■ Request: Transcribe the listing in full, excluding any pictures.

___ Records to use ___

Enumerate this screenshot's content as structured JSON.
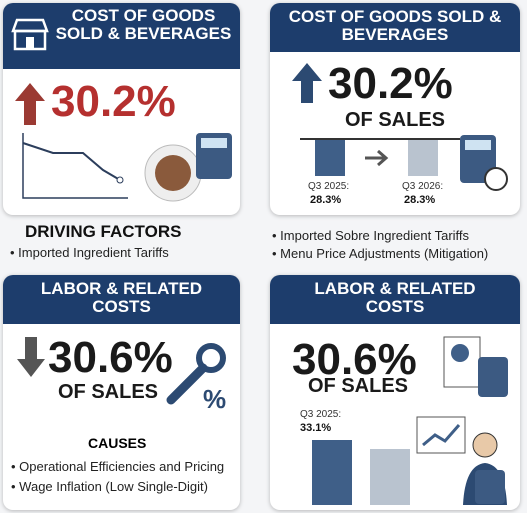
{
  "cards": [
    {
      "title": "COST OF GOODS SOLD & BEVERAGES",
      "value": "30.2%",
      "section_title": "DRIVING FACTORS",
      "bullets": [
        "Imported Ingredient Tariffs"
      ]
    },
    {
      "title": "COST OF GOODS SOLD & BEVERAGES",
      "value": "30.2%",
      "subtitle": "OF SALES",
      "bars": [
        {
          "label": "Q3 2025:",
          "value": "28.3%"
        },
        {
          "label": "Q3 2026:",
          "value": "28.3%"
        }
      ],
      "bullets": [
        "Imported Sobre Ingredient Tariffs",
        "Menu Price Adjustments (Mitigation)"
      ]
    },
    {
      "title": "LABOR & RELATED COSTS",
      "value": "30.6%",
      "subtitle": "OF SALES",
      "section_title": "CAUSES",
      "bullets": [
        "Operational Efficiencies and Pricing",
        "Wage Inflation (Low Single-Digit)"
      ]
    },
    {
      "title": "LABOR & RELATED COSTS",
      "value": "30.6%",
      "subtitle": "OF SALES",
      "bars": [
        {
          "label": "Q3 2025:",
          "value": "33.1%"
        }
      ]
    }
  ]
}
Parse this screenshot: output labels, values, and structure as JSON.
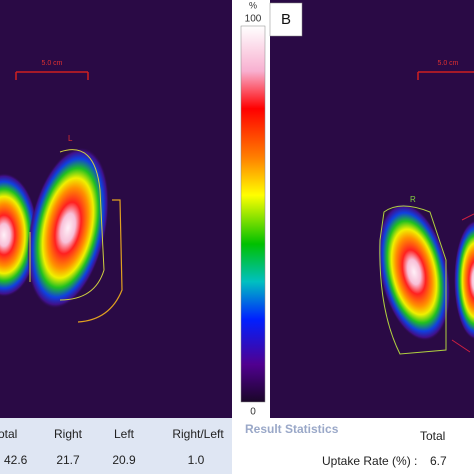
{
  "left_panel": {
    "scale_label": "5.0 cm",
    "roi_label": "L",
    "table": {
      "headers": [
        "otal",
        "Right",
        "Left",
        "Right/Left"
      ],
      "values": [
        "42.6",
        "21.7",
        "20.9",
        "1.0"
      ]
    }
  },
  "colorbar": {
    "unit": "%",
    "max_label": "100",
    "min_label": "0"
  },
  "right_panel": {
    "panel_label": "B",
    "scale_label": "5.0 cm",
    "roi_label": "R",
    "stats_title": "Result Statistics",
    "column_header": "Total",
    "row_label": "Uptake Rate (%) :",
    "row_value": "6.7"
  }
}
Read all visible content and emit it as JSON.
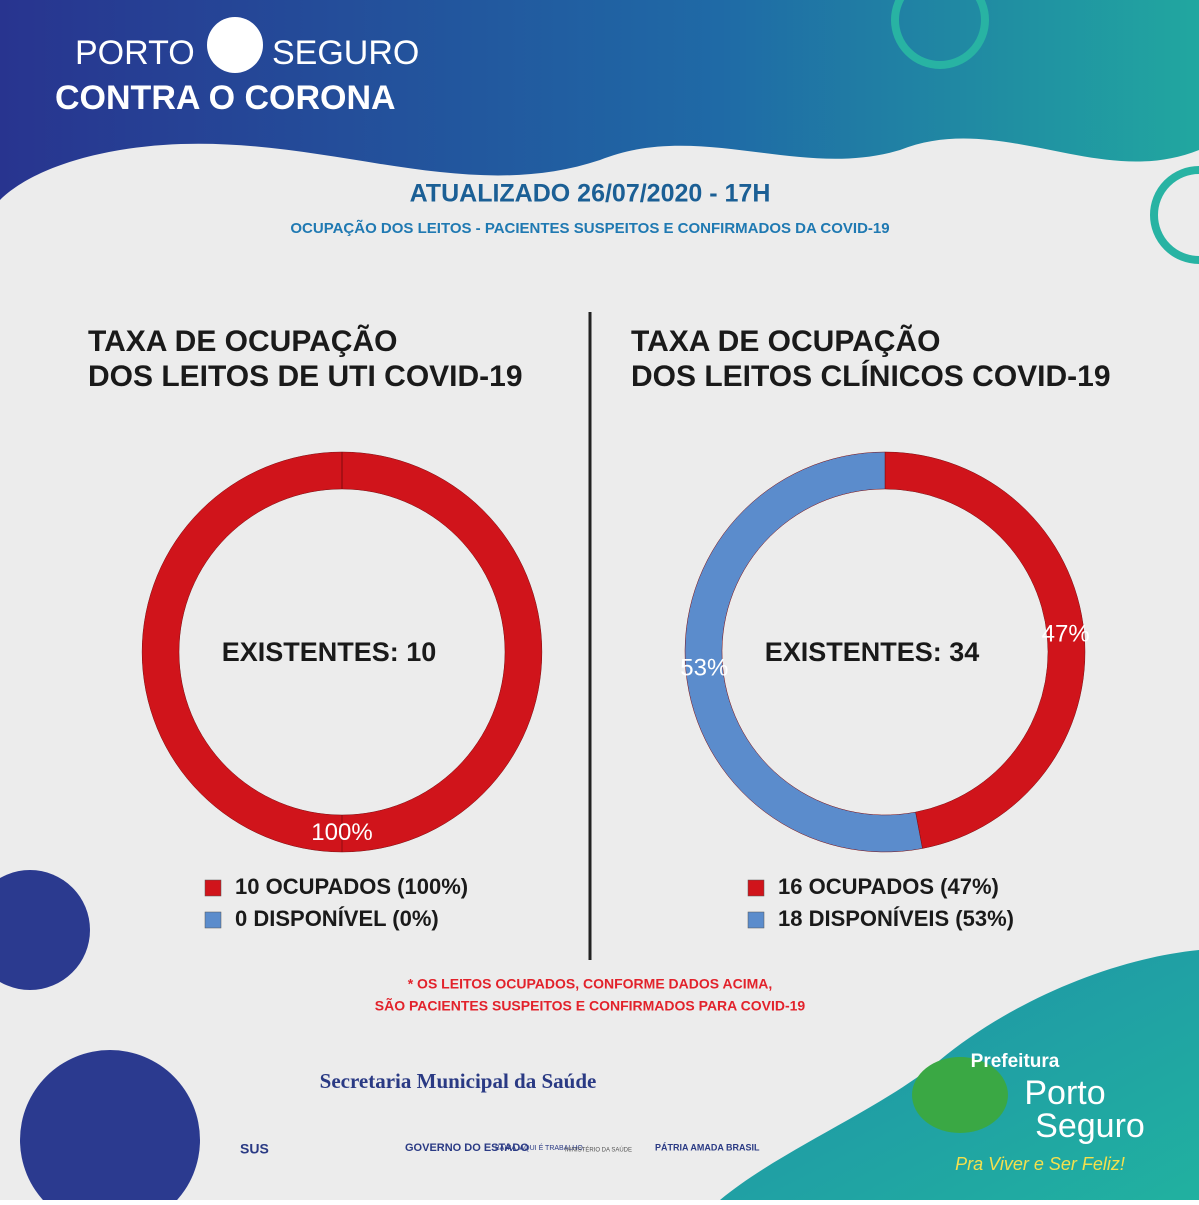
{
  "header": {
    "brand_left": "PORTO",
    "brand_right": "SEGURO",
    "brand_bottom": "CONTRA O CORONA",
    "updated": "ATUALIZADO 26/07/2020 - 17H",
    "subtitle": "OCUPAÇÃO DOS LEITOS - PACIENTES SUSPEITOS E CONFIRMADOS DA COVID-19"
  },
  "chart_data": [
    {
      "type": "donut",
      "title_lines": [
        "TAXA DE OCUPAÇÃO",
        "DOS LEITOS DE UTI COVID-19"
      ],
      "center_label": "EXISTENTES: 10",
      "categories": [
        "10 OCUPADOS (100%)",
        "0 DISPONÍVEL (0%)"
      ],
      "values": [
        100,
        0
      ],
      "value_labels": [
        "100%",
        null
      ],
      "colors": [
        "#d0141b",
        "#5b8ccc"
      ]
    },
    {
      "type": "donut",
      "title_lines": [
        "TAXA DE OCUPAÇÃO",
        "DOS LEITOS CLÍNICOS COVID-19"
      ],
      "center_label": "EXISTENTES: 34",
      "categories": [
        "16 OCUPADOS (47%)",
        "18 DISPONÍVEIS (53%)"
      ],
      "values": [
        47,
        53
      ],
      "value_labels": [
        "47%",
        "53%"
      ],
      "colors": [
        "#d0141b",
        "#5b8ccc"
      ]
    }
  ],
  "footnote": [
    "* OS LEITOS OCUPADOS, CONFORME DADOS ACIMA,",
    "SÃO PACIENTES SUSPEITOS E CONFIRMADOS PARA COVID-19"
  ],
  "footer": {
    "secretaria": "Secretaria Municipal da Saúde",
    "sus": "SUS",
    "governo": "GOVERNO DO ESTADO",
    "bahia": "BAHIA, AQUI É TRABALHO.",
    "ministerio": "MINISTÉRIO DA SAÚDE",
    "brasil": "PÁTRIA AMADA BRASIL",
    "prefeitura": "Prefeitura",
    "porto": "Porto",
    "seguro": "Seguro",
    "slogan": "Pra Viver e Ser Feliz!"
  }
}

___

■ Exercise result:
Enumerate this screenshot's content as structured JSON.
{
  "cards": [
    {
      "title": "COST OF GOODS SOLD & BEVERAGES",
      "value": "30.2%",
      "section_title": "DRIVING FACTORS",
      "bullets": [
        "Imported Ingredient Tariffs"
      ]
    },
    {
      "title": "COST OF GOODS SOLD & BEVERAGES",
      "value": "30.2%",
      "subtitle": "OF SALES",
      "bars": [
        {
          "label": "Q3 2025:",
          "value": "28.3%"
        },
        {
          "label": "Q3 2026:",
          "value": "28.3%"
        }
      ],
      "bullets": [
        "Imported Sobre Ingredient Tariffs",
        "Menu Price Adjustments (Mitigation)"
      ]
    },
    {
      "title": "LABOR & RELATED COSTS",
      "value": "30.6%",
      "subtitle": "OF SALES",
      "section_title": "CAUSES",
      "bullets": [
        "Operational Efficiencies and Pricing",
        "Wage Inflation (Low Single-Digit)"
      ]
    },
    {
      "title": "LABOR & RELATED COSTS",
      "value": "30.6%",
      "subtitle": "OF SALES",
      "bars": [
        {
          "label": "Q3 2025:",
          "value": "33.1%"
        }
      ]
    }
  ]
}
Parse this screenshot: output labels, values, and structure as JSON.
{
  "left_panel": {
    "scale_label": "5.0 cm",
    "roi_label": "L",
    "table": {
      "headers": [
        "otal",
        "Right",
        "Left",
        "Right/Left"
      ],
      "values": [
        "42.6",
        "21.7",
        "20.9",
        "1.0"
      ]
    }
  },
  "colorbar": {
    "unit": "%",
    "max_label": "100",
    "min_label": "0"
  },
  "right_panel": {
    "panel_label": "B",
    "scale_label": "5.0 cm",
    "roi_label": "R",
    "stats_title": "Result Statistics",
    "column_header": "Total",
    "row_label": "Uptake Rate (%) :",
    "row_value": "6.7"
  }
}
Read all visible content and emit it as JSON.
{
  "header": {
    "brand_left": "PORTO",
    "brand_right": "SEGURO",
    "brand_bottom": "CONTRA O CORONA",
    "updated": "ATUALIZADO 26/07/2020 - 17H",
    "subtitle": "OCUPAÇÃO DOS LEITOS - PACIENTES SUSPEITOS E CONFIRMADOS DA COVID-19"
  },
  "chart_data": [
    {
      "type": "donut",
      "title_lines": [
        "TAXA DE OCUPAÇÃO",
        "DOS LEITOS DE UTI COVID-19"
      ],
      "center_label": "EXISTENTES: 10",
      "categories": [
        "10 OCUPADOS (100%)",
        "0 DISPONÍVEL (0%)"
      ],
      "values": [
        100,
        0
      ],
      "value_labels": [
        "100%",
        null
      ],
      "colors": [
        "#d0141b",
        "#5b8ccc"
      ]
    },
    {
      "type": "donut",
      "title_lines": [
        "TAXA DE OCUPAÇÃO",
        "DOS LEITOS CLÍNICOS COVID-19"
      ],
      "center_label": "EXISTENTES: 34",
      "categories": [
        "16 OCUPADOS (47%)",
        "18 DISPONÍVEIS (53%)"
      ],
      "values": [
        47,
        53
      ],
      "value_labels": [
        "47%",
        "53%"
      ],
      "colors": [
        "#d0141b",
        "#5b8ccc"
      ]
    }
  ],
  "footnote": [
    "* OS LEITOS OCUPADOS, CONFORME DADOS ACIMA,",
    "SÃO PACIENTES SUSPEITOS E CONFIRMADOS PARA COVID-19"
  ],
  "footer": {
    "secretaria": "Secretaria Municipal da Saúde",
    "sus": "SUS",
    "governo": "GOVERNO DO ESTADO",
    "bahia": "BAHIA, AQUI É TRABALHO.",
    "ministerio": "MINISTÉRIO DA SAÚDE",
    "brasil": "PÁTRIA AMADA BRASIL",
    "prefeitura": "Prefeitura",
    "porto": "Porto",
    "seguro": "Seguro",
    "slogan": "Pra Viver e Ser Feliz!"
  }
}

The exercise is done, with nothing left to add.